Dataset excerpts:
┌──

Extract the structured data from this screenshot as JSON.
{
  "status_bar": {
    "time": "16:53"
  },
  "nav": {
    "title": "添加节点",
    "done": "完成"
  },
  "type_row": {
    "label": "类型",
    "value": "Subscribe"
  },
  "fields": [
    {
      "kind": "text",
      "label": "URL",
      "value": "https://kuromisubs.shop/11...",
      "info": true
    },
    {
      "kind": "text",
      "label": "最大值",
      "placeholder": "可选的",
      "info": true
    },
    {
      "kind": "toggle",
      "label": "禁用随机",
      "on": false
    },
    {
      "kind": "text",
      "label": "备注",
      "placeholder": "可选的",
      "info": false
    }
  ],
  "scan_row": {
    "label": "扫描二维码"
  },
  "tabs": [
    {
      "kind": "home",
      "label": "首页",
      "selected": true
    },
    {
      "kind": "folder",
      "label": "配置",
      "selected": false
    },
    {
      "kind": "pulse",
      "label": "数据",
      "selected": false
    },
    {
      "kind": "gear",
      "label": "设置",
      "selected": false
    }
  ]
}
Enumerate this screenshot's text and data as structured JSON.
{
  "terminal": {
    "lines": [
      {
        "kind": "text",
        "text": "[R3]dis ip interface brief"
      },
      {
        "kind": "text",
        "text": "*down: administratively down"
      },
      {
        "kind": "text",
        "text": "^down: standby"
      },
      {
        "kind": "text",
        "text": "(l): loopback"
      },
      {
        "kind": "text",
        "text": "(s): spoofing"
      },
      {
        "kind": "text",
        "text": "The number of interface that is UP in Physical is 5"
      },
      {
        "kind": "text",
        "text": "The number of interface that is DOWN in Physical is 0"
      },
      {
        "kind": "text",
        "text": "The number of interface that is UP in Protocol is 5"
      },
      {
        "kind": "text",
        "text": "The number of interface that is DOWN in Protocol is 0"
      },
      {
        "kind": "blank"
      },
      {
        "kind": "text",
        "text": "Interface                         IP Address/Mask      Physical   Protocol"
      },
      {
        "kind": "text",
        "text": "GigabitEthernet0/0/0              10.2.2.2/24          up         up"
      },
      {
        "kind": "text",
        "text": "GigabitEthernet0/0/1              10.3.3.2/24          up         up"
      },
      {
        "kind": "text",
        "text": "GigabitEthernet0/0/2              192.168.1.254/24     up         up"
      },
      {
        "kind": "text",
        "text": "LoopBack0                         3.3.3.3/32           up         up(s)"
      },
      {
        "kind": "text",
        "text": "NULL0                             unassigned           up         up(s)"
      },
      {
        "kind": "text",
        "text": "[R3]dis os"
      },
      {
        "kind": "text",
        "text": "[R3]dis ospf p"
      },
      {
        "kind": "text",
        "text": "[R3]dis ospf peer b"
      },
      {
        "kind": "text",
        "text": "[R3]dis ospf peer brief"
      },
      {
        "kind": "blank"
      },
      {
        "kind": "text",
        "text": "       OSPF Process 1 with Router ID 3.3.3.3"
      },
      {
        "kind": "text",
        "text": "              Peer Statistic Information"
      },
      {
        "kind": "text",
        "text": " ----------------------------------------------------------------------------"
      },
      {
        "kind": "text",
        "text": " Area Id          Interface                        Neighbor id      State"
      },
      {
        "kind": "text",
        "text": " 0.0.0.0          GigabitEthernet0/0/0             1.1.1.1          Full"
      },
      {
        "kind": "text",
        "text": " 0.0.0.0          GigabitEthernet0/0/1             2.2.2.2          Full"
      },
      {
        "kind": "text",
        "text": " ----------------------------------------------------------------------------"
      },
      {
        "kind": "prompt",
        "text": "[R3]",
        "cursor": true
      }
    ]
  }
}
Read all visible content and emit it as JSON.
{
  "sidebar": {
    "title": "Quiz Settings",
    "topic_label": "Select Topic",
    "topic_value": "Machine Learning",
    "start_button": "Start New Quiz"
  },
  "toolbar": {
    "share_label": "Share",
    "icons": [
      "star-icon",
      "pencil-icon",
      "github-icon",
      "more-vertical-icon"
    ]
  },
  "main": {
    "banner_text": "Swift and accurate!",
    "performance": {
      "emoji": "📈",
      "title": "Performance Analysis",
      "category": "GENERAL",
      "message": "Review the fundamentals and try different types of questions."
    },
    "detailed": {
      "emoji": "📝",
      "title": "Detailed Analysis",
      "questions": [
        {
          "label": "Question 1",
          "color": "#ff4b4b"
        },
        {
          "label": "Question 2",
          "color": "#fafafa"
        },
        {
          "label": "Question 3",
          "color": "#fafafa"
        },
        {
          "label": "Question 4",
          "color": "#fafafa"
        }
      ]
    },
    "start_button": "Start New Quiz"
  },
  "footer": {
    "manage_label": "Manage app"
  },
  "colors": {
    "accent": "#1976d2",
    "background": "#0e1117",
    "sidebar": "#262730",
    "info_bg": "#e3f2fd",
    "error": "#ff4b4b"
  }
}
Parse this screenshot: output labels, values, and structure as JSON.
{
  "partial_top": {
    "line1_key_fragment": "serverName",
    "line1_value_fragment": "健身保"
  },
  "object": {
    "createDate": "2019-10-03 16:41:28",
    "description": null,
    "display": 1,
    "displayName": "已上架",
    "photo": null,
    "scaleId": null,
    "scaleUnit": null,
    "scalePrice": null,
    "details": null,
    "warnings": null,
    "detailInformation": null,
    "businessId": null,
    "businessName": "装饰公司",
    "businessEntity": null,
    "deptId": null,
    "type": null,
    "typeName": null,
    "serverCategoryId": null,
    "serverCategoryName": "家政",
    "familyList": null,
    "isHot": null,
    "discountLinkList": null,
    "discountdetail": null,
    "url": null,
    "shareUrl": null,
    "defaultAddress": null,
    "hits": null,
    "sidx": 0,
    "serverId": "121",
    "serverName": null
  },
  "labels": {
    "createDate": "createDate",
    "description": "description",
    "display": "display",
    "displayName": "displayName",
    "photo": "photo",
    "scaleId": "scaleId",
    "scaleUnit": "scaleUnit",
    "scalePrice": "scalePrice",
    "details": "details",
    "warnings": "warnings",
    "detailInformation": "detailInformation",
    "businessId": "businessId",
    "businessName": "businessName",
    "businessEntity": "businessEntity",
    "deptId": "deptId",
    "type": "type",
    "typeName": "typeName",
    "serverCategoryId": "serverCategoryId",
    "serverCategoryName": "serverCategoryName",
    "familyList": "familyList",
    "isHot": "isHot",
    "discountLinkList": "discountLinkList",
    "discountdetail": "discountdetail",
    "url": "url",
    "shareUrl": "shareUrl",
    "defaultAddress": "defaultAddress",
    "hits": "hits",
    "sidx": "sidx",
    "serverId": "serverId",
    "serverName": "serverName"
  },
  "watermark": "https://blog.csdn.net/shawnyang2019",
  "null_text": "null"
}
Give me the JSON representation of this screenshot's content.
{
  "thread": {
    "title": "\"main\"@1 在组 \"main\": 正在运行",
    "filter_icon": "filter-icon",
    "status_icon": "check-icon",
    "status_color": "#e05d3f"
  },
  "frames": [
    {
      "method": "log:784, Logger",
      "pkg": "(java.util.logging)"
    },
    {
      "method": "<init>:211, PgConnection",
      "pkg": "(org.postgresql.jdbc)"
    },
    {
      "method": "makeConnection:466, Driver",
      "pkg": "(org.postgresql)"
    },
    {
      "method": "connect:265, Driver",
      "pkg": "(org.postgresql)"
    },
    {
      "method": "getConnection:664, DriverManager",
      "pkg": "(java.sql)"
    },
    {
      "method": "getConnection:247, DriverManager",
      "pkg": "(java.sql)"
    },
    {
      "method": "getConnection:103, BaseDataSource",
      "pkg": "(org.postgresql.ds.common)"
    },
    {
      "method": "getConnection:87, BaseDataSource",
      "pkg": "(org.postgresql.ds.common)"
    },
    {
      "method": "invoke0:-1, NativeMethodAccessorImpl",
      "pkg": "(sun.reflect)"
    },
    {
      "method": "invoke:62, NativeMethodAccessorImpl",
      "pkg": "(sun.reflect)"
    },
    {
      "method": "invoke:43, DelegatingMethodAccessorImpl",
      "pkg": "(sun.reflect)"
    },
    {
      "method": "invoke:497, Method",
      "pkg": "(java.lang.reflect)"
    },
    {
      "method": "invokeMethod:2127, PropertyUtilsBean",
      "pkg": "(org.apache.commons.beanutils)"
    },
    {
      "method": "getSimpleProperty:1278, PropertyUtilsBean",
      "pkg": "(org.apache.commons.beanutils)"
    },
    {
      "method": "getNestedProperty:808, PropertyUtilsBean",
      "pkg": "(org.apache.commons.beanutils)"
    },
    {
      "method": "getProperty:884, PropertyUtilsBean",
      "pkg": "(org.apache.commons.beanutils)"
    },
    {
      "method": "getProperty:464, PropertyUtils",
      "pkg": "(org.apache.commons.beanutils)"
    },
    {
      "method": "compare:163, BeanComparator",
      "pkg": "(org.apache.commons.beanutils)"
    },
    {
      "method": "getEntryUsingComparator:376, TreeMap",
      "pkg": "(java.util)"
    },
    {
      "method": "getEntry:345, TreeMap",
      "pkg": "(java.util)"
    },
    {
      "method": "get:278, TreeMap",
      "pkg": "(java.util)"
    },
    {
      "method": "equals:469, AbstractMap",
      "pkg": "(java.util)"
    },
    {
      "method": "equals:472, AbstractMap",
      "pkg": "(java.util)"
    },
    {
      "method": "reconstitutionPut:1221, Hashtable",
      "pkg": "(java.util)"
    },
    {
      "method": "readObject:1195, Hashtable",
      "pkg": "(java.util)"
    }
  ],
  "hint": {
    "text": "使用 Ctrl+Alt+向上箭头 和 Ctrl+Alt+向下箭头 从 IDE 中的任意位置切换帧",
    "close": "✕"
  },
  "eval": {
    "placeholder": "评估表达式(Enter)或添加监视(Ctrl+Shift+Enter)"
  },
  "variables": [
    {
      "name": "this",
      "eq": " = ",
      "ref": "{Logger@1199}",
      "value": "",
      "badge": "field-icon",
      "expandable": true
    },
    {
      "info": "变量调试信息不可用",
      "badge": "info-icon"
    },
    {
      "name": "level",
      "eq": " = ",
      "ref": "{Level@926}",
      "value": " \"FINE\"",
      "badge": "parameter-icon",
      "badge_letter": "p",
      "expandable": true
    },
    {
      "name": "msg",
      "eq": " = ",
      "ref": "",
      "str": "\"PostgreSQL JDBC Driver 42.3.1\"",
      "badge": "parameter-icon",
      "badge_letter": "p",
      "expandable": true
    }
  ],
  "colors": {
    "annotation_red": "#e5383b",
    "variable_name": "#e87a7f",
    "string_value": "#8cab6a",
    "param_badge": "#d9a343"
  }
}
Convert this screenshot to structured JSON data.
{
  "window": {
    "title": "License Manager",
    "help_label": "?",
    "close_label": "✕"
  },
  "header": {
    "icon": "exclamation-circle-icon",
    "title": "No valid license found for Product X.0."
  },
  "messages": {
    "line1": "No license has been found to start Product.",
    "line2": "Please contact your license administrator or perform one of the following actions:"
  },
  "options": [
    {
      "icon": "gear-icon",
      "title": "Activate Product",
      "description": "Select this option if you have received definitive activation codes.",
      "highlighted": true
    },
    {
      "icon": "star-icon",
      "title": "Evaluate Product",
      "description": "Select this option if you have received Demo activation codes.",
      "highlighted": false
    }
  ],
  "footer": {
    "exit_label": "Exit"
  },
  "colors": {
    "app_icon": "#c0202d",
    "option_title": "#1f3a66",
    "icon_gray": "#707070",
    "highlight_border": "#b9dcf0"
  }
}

└──

**To do**
Copy in full each line that holds the word "structured".

**Correct result**
Extract the structured data from this screenshot as JSON.
Enumerate this screenshot's text and data as structured JSON.
Convert this screenshot to structured JSON data.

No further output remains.